Without the pictures, return each record as it appears.

#### MATERIAL FOR THE TASK

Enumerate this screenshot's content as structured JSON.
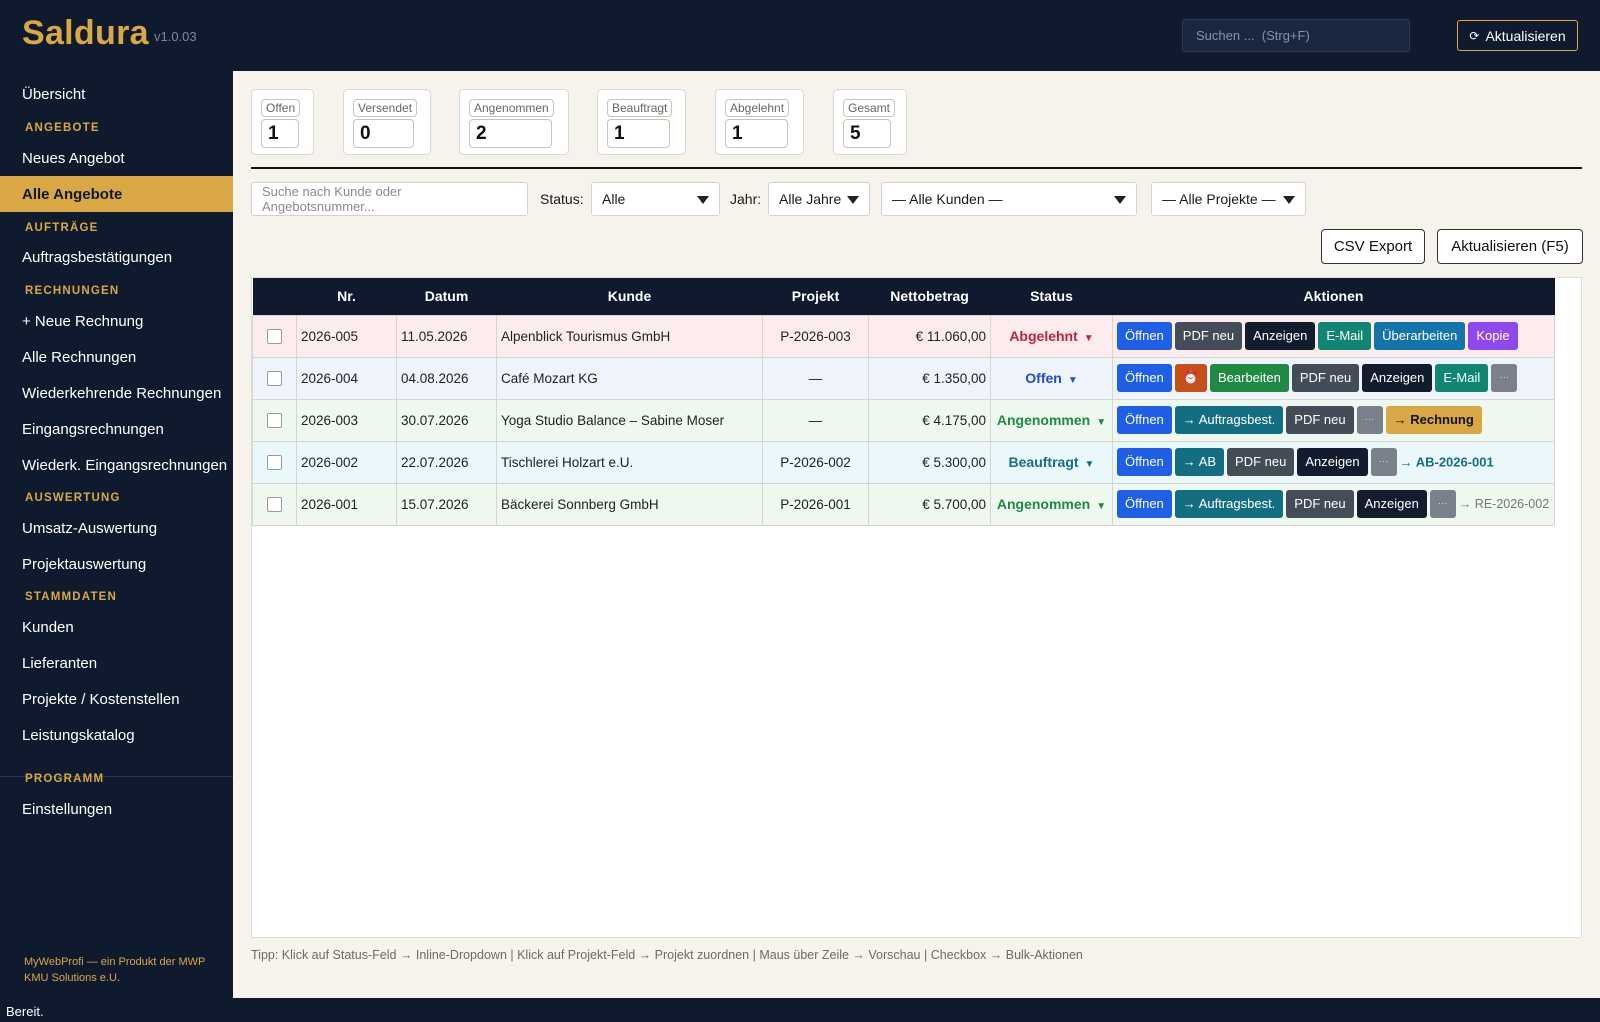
{
  "app": {
    "brand": "Saldura",
    "version": "v1.0.03"
  },
  "topbar": {
    "search_placeholder": "Suchen ...  (Strg+F)",
    "refresh_label": "Aktualisieren"
  },
  "sidebar": {
    "overview": "Übersicht",
    "sec_angebote": "ANGEBOTE",
    "new_offer": "Neues Angebot",
    "all_offers": "Alle Angebote",
    "sec_auftraege": "AUFTRÄGE",
    "order_confirmations": "Auftragsbestätigungen",
    "sec_rechnungen": "RECHNUNGEN",
    "new_invoice": "+ Neue Rechnung",
    "all_invoices": "Alle Rechnungen",
    "recurring_invoices": "Wiederkehrende Rechnungen",
    "incoming_invoices": "Eingangsrechnungen",
    "recurring_incoming": "Wiederk. Eingangsrechnungen",
    "sec_auswertung": "AUSWERTUNG",
    "revenue_report": "Umsatz-Auswertung",
    "project_report": "Projektauswertung",
    "sec_stammdaten": "STAMMDATEN",
    "customers": "Kunden",
    "suppliers": "Lieferanten",
    "projects": "Projekte / Kostenstellen",
    "catalog": "Leistungskatalog",
    "sec_programm": "PROGRAMM",
    "settings": "Einstellungen",
    "credit": "MyWebProfi — ein Produkt der MWP KMU Solutions e.U."
  },
  "stats": [
    {
      "label": "Offen",
      "value": "1"
    },
    {
      "label": "Versendet",
      "value": "0"
    },
    {
      "label": "Angenommen",
      "value": "2"
    },
    {
      "label": "Beauftragt",
      "value": "1"
    },
    {
      "label": "Abgelehnt",
      "value": "1"
    },
    {
      "label": "Gesamt",
      "value": "5"
    }
  ],
  "filters": {
    "search_placeholder": "Suche nach Kunde oder Angebotsnummer...",
    "status_label": "Status:",
    "status_value": "Alle",
    "year_label": "Jahr:",
    "year_value": "Alle Jahre",
    "customer_value": "— Alle Kunden —",
    "project_value": "— Alle Projekte —"
  },
  "toolbar": {
    "csv_export": "CSV Export",
    "refresh": "Aktualisieren  (F5)"
  },
  "table": {
    "headers": [
      "",
      "Nr.",
      "Datum",
      "Kunde",
      "Projekt",
      "Nettobetrag",
      "Status",
      "Aktionen"
    ],
    "rows": [
      {
        "nr": "2026-005",
        "date": "11.05.2026",
        "customer": "Alpenblick Tourismus GmbH",
        "project": "P-2026-003",
        "amount": "€ 11.060,00",
        "status": "Abgelehnt",
        "actions": [
          "Öffnen",
          "PDF neu",
          "Anzeigen",
          "E-Mail",
          "Überarbeiten",
          "Kopie"
        ]
      },
      {
        "nr": "2026-004",
        "date": "04.08.2026",
        "customer": "Café Mozart KG",
        "project": "—",
        "amount": "€ 1.350,00",
        "status": "Offen",
        "actions": [
          "Öffnen",
          "⏰",
          "Bearbeiten",
          "PDF neu",
          "Anzeigen",
          "E-Mail",
          "···"
        ]
      },
      {
        "nr": "2026-003",
        "date": "30.07.2026",
        "customer": "Yoga Studio Balance – Sabine Moser",
        "project": "—",
        "amount": "€ 4.175,00",
        "status": "Angenommen",
        "actions": [
          "Öffnen",
          "→ Auftragsbest.",
          "PDF neu",
          "···",
          "→ Rechnung"
        ]
      },
      {
        "nr": "2026-002",
        "date": "22.07.2026",
        "customer": "Tischlerei Holzart e.U.",
        "project": "P-2026-002",
        "amount": "€ 5.300,00",
        "status": "Beauftragt",
        "actions": [
          "Öffnen",
          "→ AB",
          "PDF neu",
          "Anzeigen",
          "···"
        ],
        "ref": "→ AB-2026-001"
      },
      {
        "nr": "2026-001",
        "date": "15.07.2026",
        "customer": "Bäckerei Sonnberg GmbH",
        "project": "P-2026-001",
        "amount": "€ 5.700,00",
        "status": "Angenommen",
        "actions": [
          "Öffnen",
          "→ Auftragsbest.",
          "PDF neu",
          "Anzeigen",
          "···"
        ],
        "ref": "→ RE-2026-002"
      }
    ]
  },
  "status_colors": {
    "Abgelehnt": "#c0243b",
    "Offen": "#1e4fc9",
    "Angenommen": "#1f8a43",
    "Beauftragt": "#146e82"
  },
  "row_colors": {
    "Abgelehnt": "#fdecee",
    "Offen": "#eef3fc",
    "Angenommen": "#eef8f0",
    "Beauftragt": "#eaf7fb"
  },
  "tip": "Tipp: Klick auf Status-Feld → Inline-Dropdown  |  Klick auf Projekt-Feld → Projekt zuordnen  |  Maus über Zeile → Vorschau  |  Checkbox → Bulk-Aktionen",
  "statusbar": "Bereit."
}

########

### ANSWER BOX
Enumerate this screenshot's content as structured JSON.
{
  "app": {
    "brand": "Saldura",
    "version": "v1.0.03"
  },
  "topbar": {
    "search_placeholder": "Suchen ...  (Strg+F)",
    "refresh_label": "Aktualisieren"
  },
  "sidebar": {
    "overview": "Übersicht",
    "sec_angebote": "ANGEBOTE",
    "new_offer": "Neues Angebot",
    "all_offers": "Alle Angebote",
    "sec_auftraege": "AUFTRÄGE",
    "order_confirmations": "Auftragsbestätigungen",
    "sec_rechnungen": "RECHNUNGEN",
    "new_invoice": "+ Neue Rechnung",
    "all_invoices": "Alle Rechnungen",
    "recurring_invoices": "Wiederkehrende Rechnungen",
    "incoming_invoices": "Eingangsrechnungen",
    "recurring_incoming": "Wiederk. Eingangsrechnungen",
    "sec_auswertung": "AUSWERTUNG",
    "revenue_report": "Umsatz-Auswertung",
    "project_report": "Projektauswertung",
    "sec_stammdaten": "STAMMDATEN",
    "customers": "Kunden",
    "suppliers": "Lieferanten",
    "projects": "Projekte / Kostenstellen",
    "catalog": "Leistungskatalog",
    "sec_programm": "PROGRAMM",
    "settings": "Einstellungen",
    "credit": "MyWebProfi — ein Produkt der MWP KMU Solutions e.U."
  },
  "stats": [
    {
      "label": "Offen",
      "value": "1"
    },
    {
      "label": "Versendet",
      "value": "0"
    },
    {
      "label": "Angenommen",
      "value": "2"
    },
    {
      "label": "Beauftragt",
      "value": "1"
    },
    {
      "label": "Abgelehnt",
      "value": "1"
    },
    {
      "label": "Gesamt",
      "value": "5"
    }
  ],
  "filters": {
    "search_placeholder": "Suche nach Kunde oder Angebotsnummer...",
    "status_label": "Status:",
    "status_value": "Alle",
    "year_label": "Jahr:",
    "year_value": "Alle Jahre",
    "customer_value": "— Alle Kunden —",
    "project_value": "— Alle Projekte —"
  },
  "toolbar": {
    "csv_export": "CSV Export",
    "refresh": "Aktualisieren  (F5)"
  },
  "table": {
    "headers": [
      "",
      "Nr.",
      "Datum",
      "Kunde",
      "Projekt",
      "Nettobetrag",
      "Status",
      "Aktionen"
    ],
    "rows": [
      {
        "nr": "2026-005",
        "date": "11.05.2026",
        "customer": "Alpenblick Tourismus GmbH",
        "project": "P-2026-003",
        "amount": "€ 11.060,00",
        "status": "Abgelehnt",
        "actions": [
          "Öffnen",
          "PDF neu",
          "Anzeigen",
          "E-Mail",
          "Überarbeiten",
          "Kopie"
        ]
      },
      {
        "nr": "2026-004",
        "date": "04.08.2026",
        "customer": "Café Mozart KG",
        "project": "—",
        "amount": "€ 1.350,00",
        "status": "Offen",
        "actions": [
          "Öffnen",
          "⏰",
          "Bearbeiten",
          "PDF neu",
          "Anzeigen",
          "E-Mail",
          "···"
        ]
      },
      {
        "nr": "2026-003",
        "date": "30.07.2026",
        "customer": "Yoga Studio Balance – Sabine Moser",
        "project": "—",
        "amount": "€ 4.175,00",
        "status": "Angenommen",
        "actions": [
          "Öffnen",
          "→ Auftragsbest.",
          "PDF neu",
          "···",
          "→ Rechnung"
        ]
      },
      {
        "nr": "2026-002",
        "date": "22.07.2026",
        "customer": "Tischlerei Holzart e.U.",
        "project": "P-2026-002",
        "amount": "€ 5.300,00",
        "status": "Beauftragt",
        "actions": [
          "Öffnen",
          "→ AB",
          "PDF neu",
          "Anzeigen",
          "···"
        ],
        "ref": "→ AB-2026-001"
      },
      {
        "nr": "2026-001",
        "date": "15.07.2026",
        "customer": "Bäckerei Sonnberg GmbH",
        "project": "P-2026-001",
        "amount": "€ 5.700,00",
        "status": "Angenommen",
        "actions": [
          "Öffnen",
          "→ Auftragsbest.",
          "PDF neu",
          "Anzeigen",
          "···"
        ],
        "ref": "→ RE-2026-002"
      }
    ]
  },
  "status_colors": {
    "Abgelehnt": "#c0243b",
    "Offen": "#1e4fc9",
    "Angenommen": "#1f8a43",
    "Beauftragt": "#146e82"
  },
  "row_colors": {
    "Abgelehnt": "#fdecee",
    "Offen": "#eef3fc",
    "Angenommen": "#eef8f0",
    "Beauftragt": "#eaf7fb"
  },
  "tip": "Tipp: Klick auf Status-Feld → Inline-Dropdown  |  Klick auf Projekt-Feld → Projekt zuordnen  |  Maus über Zeile → Vorschau  |  Checkbox → Bulk-Aktionen",
  "statusbar": "Bereit."
}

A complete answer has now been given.